* start Data records *

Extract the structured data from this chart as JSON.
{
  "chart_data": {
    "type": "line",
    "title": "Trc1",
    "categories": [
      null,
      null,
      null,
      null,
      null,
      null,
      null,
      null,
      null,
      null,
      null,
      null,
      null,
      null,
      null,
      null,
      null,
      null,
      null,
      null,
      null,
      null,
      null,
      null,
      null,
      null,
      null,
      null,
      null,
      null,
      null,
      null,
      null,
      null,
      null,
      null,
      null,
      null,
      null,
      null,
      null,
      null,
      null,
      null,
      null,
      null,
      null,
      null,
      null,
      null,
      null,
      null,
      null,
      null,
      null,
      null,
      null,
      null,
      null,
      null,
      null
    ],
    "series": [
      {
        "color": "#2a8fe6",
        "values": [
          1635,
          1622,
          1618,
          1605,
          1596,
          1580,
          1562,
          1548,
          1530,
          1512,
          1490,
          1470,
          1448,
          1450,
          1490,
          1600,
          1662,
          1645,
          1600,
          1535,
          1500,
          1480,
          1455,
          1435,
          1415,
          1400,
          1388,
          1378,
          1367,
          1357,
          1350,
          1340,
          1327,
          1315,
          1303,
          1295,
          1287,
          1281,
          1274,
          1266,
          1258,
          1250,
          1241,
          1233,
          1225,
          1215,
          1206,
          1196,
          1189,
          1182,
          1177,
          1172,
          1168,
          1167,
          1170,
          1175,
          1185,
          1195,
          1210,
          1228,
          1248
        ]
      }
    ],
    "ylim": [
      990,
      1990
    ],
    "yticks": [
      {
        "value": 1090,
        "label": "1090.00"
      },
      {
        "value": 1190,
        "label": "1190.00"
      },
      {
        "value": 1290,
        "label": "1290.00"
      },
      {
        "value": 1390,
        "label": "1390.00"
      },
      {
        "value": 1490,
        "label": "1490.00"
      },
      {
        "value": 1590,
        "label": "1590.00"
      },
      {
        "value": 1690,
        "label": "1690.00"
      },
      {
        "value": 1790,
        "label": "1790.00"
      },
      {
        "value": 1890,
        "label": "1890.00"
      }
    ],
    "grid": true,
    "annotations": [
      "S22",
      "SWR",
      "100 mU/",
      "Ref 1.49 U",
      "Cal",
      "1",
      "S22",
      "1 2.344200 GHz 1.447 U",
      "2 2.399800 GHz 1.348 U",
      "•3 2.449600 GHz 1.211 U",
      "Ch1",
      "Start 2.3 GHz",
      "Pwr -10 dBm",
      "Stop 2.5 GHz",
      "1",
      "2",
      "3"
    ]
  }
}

* end Data records *

- Task prompt
Looking at the entries above, say how many lines contain the word "label". Only the number is wanted.

- Exercise response
9